--- LISTED RECORDS ---
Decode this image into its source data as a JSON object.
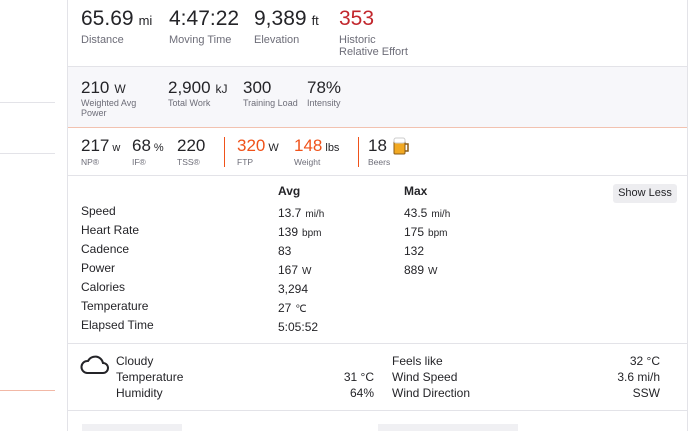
{
  "summary": [
    {
      "value": "65.69",
      "unit": "mi",
      "label": [
        "Distance"
      ]
    },
    {
      "value": "4:47:22",
      "label": [
        "Moving Time"
      ]
    },
    {
      "value": "9,389",
      "unit": "ft",
      "label": [
        "Elevation"
      ]
    },
    {
      "value": "353",
      "label": [
        "Historic",
        "Relative Effort"
      ]
    }
  ],
  "power": [
    {
      "value": "210",
      "unit": "W",
      "label": [
        "Weighted Avg",
        "Power"
      ]
    },
    {
      "value": "2,900",
      "unit": "kJ",
      "label": [
        "Total Work"
      ]
    },
    {
      "value": "300",
      "label": [
        "Training Load"
      ]
    },
    {
      "value": "78%",
      "label": [
        "Intensity"
      ]
    }
  ],
  "extra": [
    {
      "value": "217",
      "unit": "w",
      "label": "NP®"
    },
    {
      "value": "68",
      "unit": "%",
      "label": "IF®"
    },
    {
      "value": "220",
      "label": "TSS®"
    },
    {
      "value": "320",
      "unit": "W",
      "label": "FTP"
    },
    {
      "value": "148",
      "unit": "lbs",
      "label": "Weight"
    },
    {
      "value": "18",
      "label": "Beers"
    }
  ],
  "table": {
    "headers": [
      "Avg",
      "Max"
    ],
    "button": "Show Less",
    "rows": [
      {
        "label": "Speed",
        "avg": "13.7",
        "avg_unit": "mi/h",
        "max": "43.5",
        "max_unit": "mi/h"
      },
      {
        "label": "Heart Rate",
        "avg": "139",
        "avg_unit": "bpm",
        "max": "175",
        "max_unit": "bpm"
      },
      {
        "label": "Cadence",
        "avg": "83",
        "max": "132"
      },
      {
        "label": "Power",
        "avg": "167",
        "avg_unit": "W",
        "max": "889",
        "max_unit": "W"
      },
      {
        "label": "Calories",
        "avg": "3,294"
      },
      {
        "label": "Temperature",
        "avg": "27",
        "avg_unit": "℃"
      },
      {
        "label": "Elapsed Time",
        "avg": "5:05:52"
      }
    ]
  },
  "weather": {
    "condition": "Cloudy",
    "left": [
      {
        "label": "Temperature",
        "value": "31 °C"
      },
      {
        "label": "Humidity",
        "value": "64%"
      }
    ],
    "right": [
      {
        "label": "Feels like",
        "value": "32 °C"
      },
      {
        "label": "Wind Speed",
        "value": "3.6 mi/h"
      },
      {
        "label": "Wind Direction",
        "value": "SSW"
      }
    ]
  }
}
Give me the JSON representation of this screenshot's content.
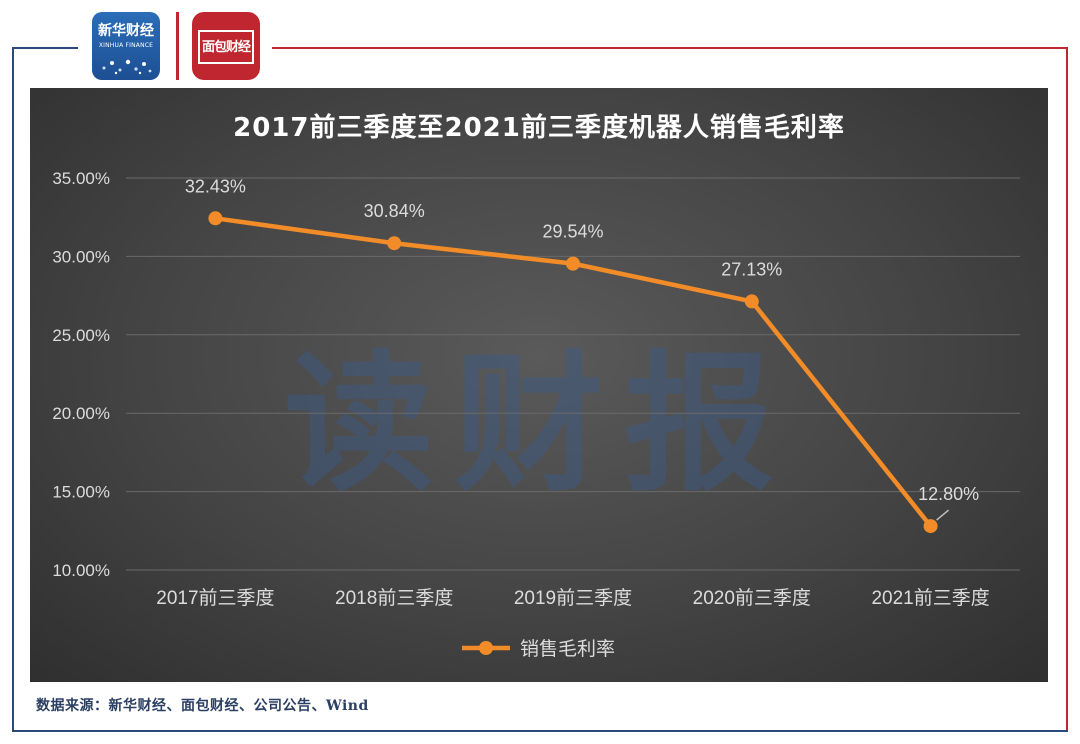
{
  "logos": {
    "xinhua_cn": "新华财经",
    "xinhua_en": "XINHUA FINANCE",
    "mianbao": "面包财经"
  },
  "watermark": "读财报",
  "footer": {
    "source": "数据来源：新华财经、面包财经、公司公告、Wind"
  },
  "colors": {
    "line": "#f28c28",
    "frame_blue": "#2b4a7c",
    "frame_red": "#c0262f"
  },
  "chart_data": {
    "type": "line",
    "title": "2017前三季度至2021前三季度机器人销售毛利率",
    "categories": [
      "2017前三季度",
      "2018前三季度",
      "2019前三季度",
      "2020前三季度",
      "2021前三季度"
    ],
    "series": [
      {
        "name": "销售毛利率",
        "values": [
          32.43,
          30.84,
          29.54,
          27.13,
          12.8
        ],
        "labels": [
          "32.43%",
          "30.84%",
          "29.54%",
          "27.13%",
          "12.80%"
        ]
      }
    ],
    "ylim": [
      10,
      35
    ],
    "yticks": [
      10,
      15,
      20,
      25,
      30,
      35
    ],
    "ytick_labels": [
      "10.00%",
      "15.00%",
      "20.00%",
      "25.00%",
      "30.00%",
      "35.00%"
    ],
    "grid": true,
    "legend_position": "bottom"
  }
}
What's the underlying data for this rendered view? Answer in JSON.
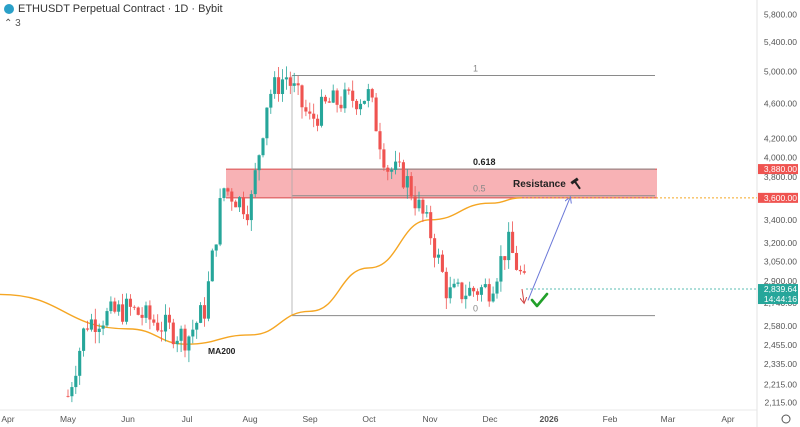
{
  "header": {
    "title": "ETHUSDT Perpetual Contract · 1D · Bybit",
    "indicator_count": "3",
    "collapse_icon": "chevron-up-icon"
  },
  "colors": {
    "up": "#26a69a",
    "down": "#ef5350",
    "ma200": "#f5a623",
    "resistance_fill": "#f7a4a8",
    "resistance_line": "#d94a4a",
    "price_tag_current": "#26a69a",
    "price_tag_red": "#ef5350",
    "check": "#22a02a",
    "arrow_up": "#6b78d8",
    "arrow_down": "#d14545"
  },
  "chart_data": {
    "type": "candlestick",
    "yscale": "log",
    "ylim": [
      2100,
      5900
    ],
    "x_labels": [
      "Apr",
      "May",
      "Jun",
      "Jul",
      "Aug",
      "Sep",
      "Oct",
      "Nov",
      "Dec",
      "2026",
      "Feb",
      "Mar",
      "Apr"
    ],
    "y_ticks": [
      "5,800.00",
      "5,400.00",
      "5,000.00",
      "4,600.00",
      "4,200.00",
      "4,000.00",
      "3,800.00",
      "3,600.00",
      "3,400.00",
      "3,200.00",
      "3,050.00",
      "2,900.00",
      "2,740.00",
      "2,580.00",
      "2,455.00",
      "2,335.00",
      "2,215.00",
      "2,115.00"
    ],
    "price_tags": {
      "resistance_top": "3,880.00",
      "resistance_bottom": "3,600.00",
      "current_price": "2,839.64",
      "countdown": "14:44:16"
    },
    "close_anchors": [
      {
        "month": "May",
        "value": 2150
      },
      {
        "month": "May",
        "value": 2600
      },
      {
        "month": "Jun",
        "value": 2700
      },
      {
        "month": "Jul",
        "value": 2500
      },
      {
        "month": "Jul",
        "value": 2700
      },
      {
        "month": "Jul",
        "value": 3700
      },
      {
        "month": "Aug",
        "value": 3500
      },
      {
        "month": "Aug",
        "value": 4700
      },
      {
        "month": "Aug",
        "value": 4950
      },
      {
        "month": "Sep",
        "value": 4400
      },
      {
        "month": "Sep",
        "value": 4600
      },
      {
        "month": "Oct",
        "value": 4700
      },
      {
        "month": "Oct",
        "value": 3900
      },
      {
        "month": "Oct",
        "value": 3800
      },
      {
        "month": "Nov",
        "value": 3300
      },
      {
        "month": "Nov",
        "value": 2800
      },
      {
        "month": "Dec",
        "value": 2850
      },
      {
        "month": "Dec",
        "value": 3200
      },
      {
        "month": "Dec",
        "value": 2840
      }
    ],
    "ma200": {
      "label": "MA200",
      "points": [
        {
          "month": "Apr",
          "value": 2800
        },
        {
          "month": "Jun",
          "value": 2560
        },
        {
          "month": "Jul",
          "value": 2460
        },
        {
          "month": "Aug",
          "value": 2520
        },
        {
          "month": "Sep",
          "value": 2680
        },
        {
          "month": "Oct",
          "value": 3000
        },
        {
          "month": "Nov",
          "value": 3400
        },
        {
          "month": "Dec",
          "value": 3550
        },
        {
          "month": "Dec",
          "value": 3600
        }
      ]
    },
    "fibonacci": [
      {
        "level": "1",
        "price": 4950
      },
      {
        "level": "0.618",
        "price": 3880
      },
      {
        "level": "0.5",
        "price": 3620
      },
      {
        "level": "0",
        "price": 2650
      }
    ],
    "resistance_zone": {
      "label": "Resistance",
      "top": 3880,
      "bottom": 3600,
      "icon": "hammer-icon"
    },
    "annotations": {
      "projection_target": 3600,
      "pullback_target": 2700,
      "check_icon": "checkmark-icon"
    }
  }
}
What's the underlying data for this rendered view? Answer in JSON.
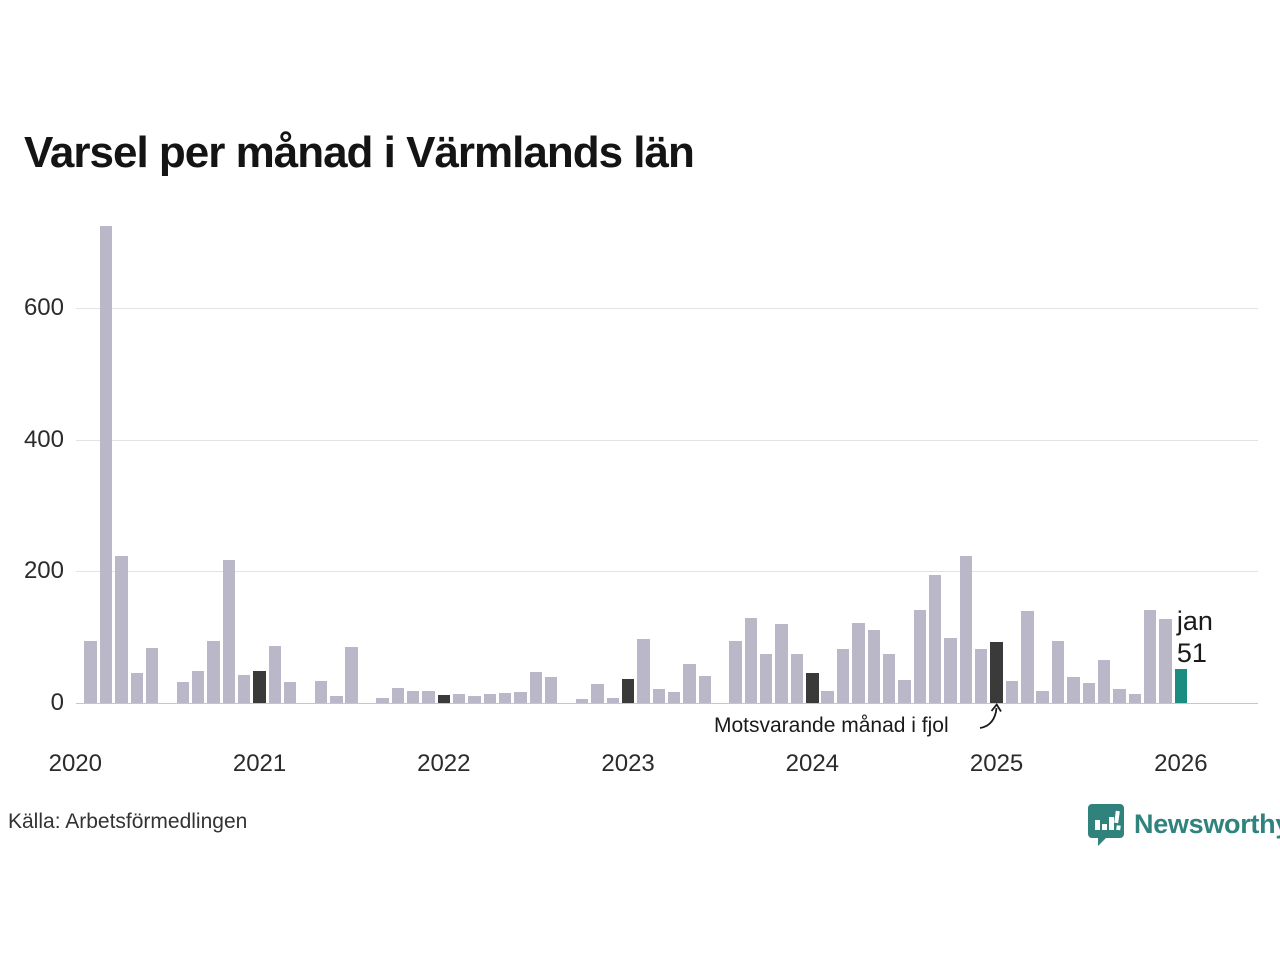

--- TASK DESCRIPTION ---
From the data above, write out everything exactly except the pictures.

--- SOLUTION TO THIS PROBLEM ---
Decode this image into its source data as a JSON object.
{
  "summary": [
    {
      "value": "65.69",
      "unit": "mi",
      "label": [
        "Distance"
      ]
    },
    {
      "value": "4:47:22",
      "label": [
        "Moving Time"
      ]
    },
    {
      "value": "9,389",
      "unit": "ft",
      "label": [
        "Elevation"
      ]
    },
    {
      "value": "353",
      "label": [
        "Historic",
        "Relative Effort"
      ]
    }
  ],
  "power": [
    {
      "value": "210",
      "unit": "W",
      "label": [
        "Weighted Avg",
        "Power"
      ]
    },
    {
      "value": "2,900",
      "unit": "kJ",
      "label": [
        "Total Work"
      ]
    },
    {
      "value": "300",
      "label": [
        "Training Load"
      ]
    },
    {
      "value": "78%",
      "label": [
        "Intensity"
      ]
    }
  ],
  "extra": [
    {
      "value": "217",
      "unit": "w",
      "label": "NP®"
    },
    {
      "value": "68",
      "unit": "%",
      "label": "IF®"
    },
    {
      "value": "220",
      "label": "TSS®"
    },
    {
      "value": "320",
      "unit": "W",
      "label": "FTP"
    },
    {
      "value": "148",
      "unit": "lbs",
      "label": "Weight"
    },
    {
      "value": "18",
      "label": "Beers"
    }
  ],
  "table": {
    "headers": [
      "Avg",
      "Max"
    ],
    "button": "Show Less",
    "rows": [
      {
        "label": "Speed",
        "avg": "13.7",
        "avg_unit": "mi/h",
        "max": "43.5",
        "max_unit": "mi/h"
      },
      {
        "label": "Heart Rate",
        "avg": "139",
        "avg_unit": "bpm",
        "max": "175",
        "max_unit": "bpm"
      },
      {
        "label": "Cadence",
        "avg": "83",
        "max": "132"
      },
      {
        "label": "Power",
        "avg": "167",
        "avg_unit": "W",
        "max": "889",
        "max_unit": "W"
      },
      {
        "label": "Calories",
        "avg": "3,294"
      },
      {
        "label": "Temperature",
        "avg": "27",
        "avg_unit": "℃"
      },
      {
        "label": "Elapsed Time",
        "avg": "5:05:52"
      }
    ]
  },
  "weather": {
    "condition": "Cloudy",
    "left": [
      {
        "label": "Temperature",
        "value": "31 °C"
      },
      {
        "label": "Humidity",
        "value": "64%"
      }
    ],
    "right": [
      {
        "label": "Feels like",
        "value": "32 °C"
      },
      {
        "label": "Wind Speed",
        "value": "3.6 mi/h"
      },
      {
        "label": "Wind Direction",
        "value": "SSW"
      }
    ]
  }
}
Give me the JSON representation of this screenshot's content.
{
  "logos": {
    "xinhua_cn": "新华财经",
    "xinhua_en": "XINHUA FINANCE",
    "mianbao": "面包财经"
  },
  "watermark": "读财报",
  "footer": {
    "source": "数据来源：新华财经、面包财经、公司公告、Wind"
  },
  "colors": {
    "line": "#f28c28",
    "frame_blue": "#2b4a7c",
    "frame_red": "#c0262f"
  },
  "chart_data": {
    "type": "line",
    "title": "2017前三季度至2021前三季度机器人销售毛利率",
    "categories": [
      "2017前三季度",
      "2018前三季度",
      "2019前三季度",
      "2020前三季度",
      "2021前三季度"
    ],
    "series": [
      {
        "name": "销售毛利率",
        "values": [
          32.43,
          30.84,
          29.54,
          27.13,
          12.8
        ],
        "labels": [
          "32.43%",
          "30.84%",
          "29.54%",
          "27.13%",
          "12.80%"
        ]
      }
    ],
    "ylim": [
      10,
      35
    ],
    "yticks": [
      10,
      15,
      20,
      25,
      30,
      35
    ],
    "ytick_labels": [
      "10.00%",
      "15.00%",
      "20.00%",
      "25.00%",
      "30.00%",
      "35.00%"
    ],
    "grid": true,
    "legend_position": "bottom"
  }
}
What's the underlying data for this rendered view? Answer in JSON.
{
  "header": {
    "title": "ETHUSDT Perpetual Contract · 1D · Bybit",
    "indicator_count": "3",
    "collapse_icon": "chevron-up-icon"
  },
  "colors": {
    "up": "#26a69a",
    "down": "#ef5350",
    "ma200": "#f5a623",
    "resistance_fill": "#f7a4a8",
    "resistance_line": "#d94a4a",
    "price_tag_current": "#26a69a",
    "price_tag_red": "#ef5350",
    "check": "#22a02a",
    "arrow_up": "#6b78d8",
    "arrow_down": "#d14545"
  },
  "chart_data": {
    "type": "candlestick",
    "yscale": "log",
    "ylim": [
      2100,
      5900
    ],
    "x_labels": [
      "Apr",
      "May",
      "Jun",
      "Jul",
      "Aug",
      "Sep",
      "Oct",
      "Nov",
      "Dec",
      "2026",
      "Feb",
      "Mar",
      "Apr"
    ],
    "y_ticks": [
      "5,800.00",
      "5,400.00",
      "5,000.00",
      "4,600.00",
      "4,200.00",
      "4,000.00",
      "3,800.00",
      "3,600.00",
      "3,400.00",
      "3,200.00",
      "3,050.00",
      "2,900.00",
      "2,740.00",
      "2,580.00",
      "2,455.00",
      "2,335.00",
      "2,215.00",
      "2,115.00"
    ],
    "price_tags": {
      "resistance_top": "3,880.00",
      "resistance_bottom": "3,600.00",
      "current_price": "2,839.64",
      "countdown": "14:44:16"
    },
    "close_anchors": [
      {
        "month": "May",
        "value": 2150
      },
      {
        "month": "May",
        "value": 2600
      },
      {
        "month": "Jun",
        "value": 2700
      },
      {
        "month": "Jul",
        "value": 2500
      },
      {
        "month": "Jul",
        "value": 2700
      },
      {
        "month": "Jul",
        "value": 3700
      },
      {
        "month": "Aug",
        "value": 3500
      },
      {
        "month": "Aug",
        "value": 4700
      },
      {
        "month": "Aug",
        "value": 4950
      },
      {
        "month": "Sep",
        "value": 4400
      },
      {
        "month": "Sep",
        "value": 4600
      },
      {
        "month": "Oct",
        "value": 4700
      },
      {
        "month": "Oct",
        "value": 3900
      },
      {
        "month": "Oct",
        "value": 3800
      },
      {
        "month": "Nov",
        "value": 3300
      },
      {
        "month": "Nov",
        "value": 2800
      },
      {
        "month": "Dec",
        "value": 2850
      },
      {
        "month": "Dec",
        "value": 3200
      },
      {
        "month": "Dec",
        "value": 2840
      }
    ],
    "ma200": {
      "label": "MA200",
      "points": [
        {
          "month": "Apr",
          "value": 2800
        },
        {
          "month": "Jun",
          "value": 2560
        },
        {
          "month": "Jul",
          "value": 2460
        },
        {
          "month": "Aug",
          "value": 2520
        },
        {
          "month": "Sep",
          "value": 2680
        },
        {
          "month": "Oct",
          "value": 3000
        },
        {
          "month": "Nov",
          "value": 3400
        },
        {
          "month": "Dec",
          "value": 3550
        },
        {
          "month": "Dec",
          "value": 3600
        }
      ]
    },
    "fibonacci": [
      {
        "level": "1",
        "price": 4950
      },
      {
        "level": "0.618",
        "price": 3880
      },
      {
        "level": "0.5",
        "price": 3620
      },
      {
        "level": "0",
        "price": 2650
      }
    ],
    "resistance_zone": {
      "label": "Resistance",
      "top": 3880,
      "bottom": 3600,
      "icon": "hammer-icon"
    },
    "annotations": {
      "projection_target": 3600,
      "pullback_target": 2700,
      "check_icon": "checkmark-icon"
    }
  }
}
What's the underlying data for this rendered view? Answer in JSON.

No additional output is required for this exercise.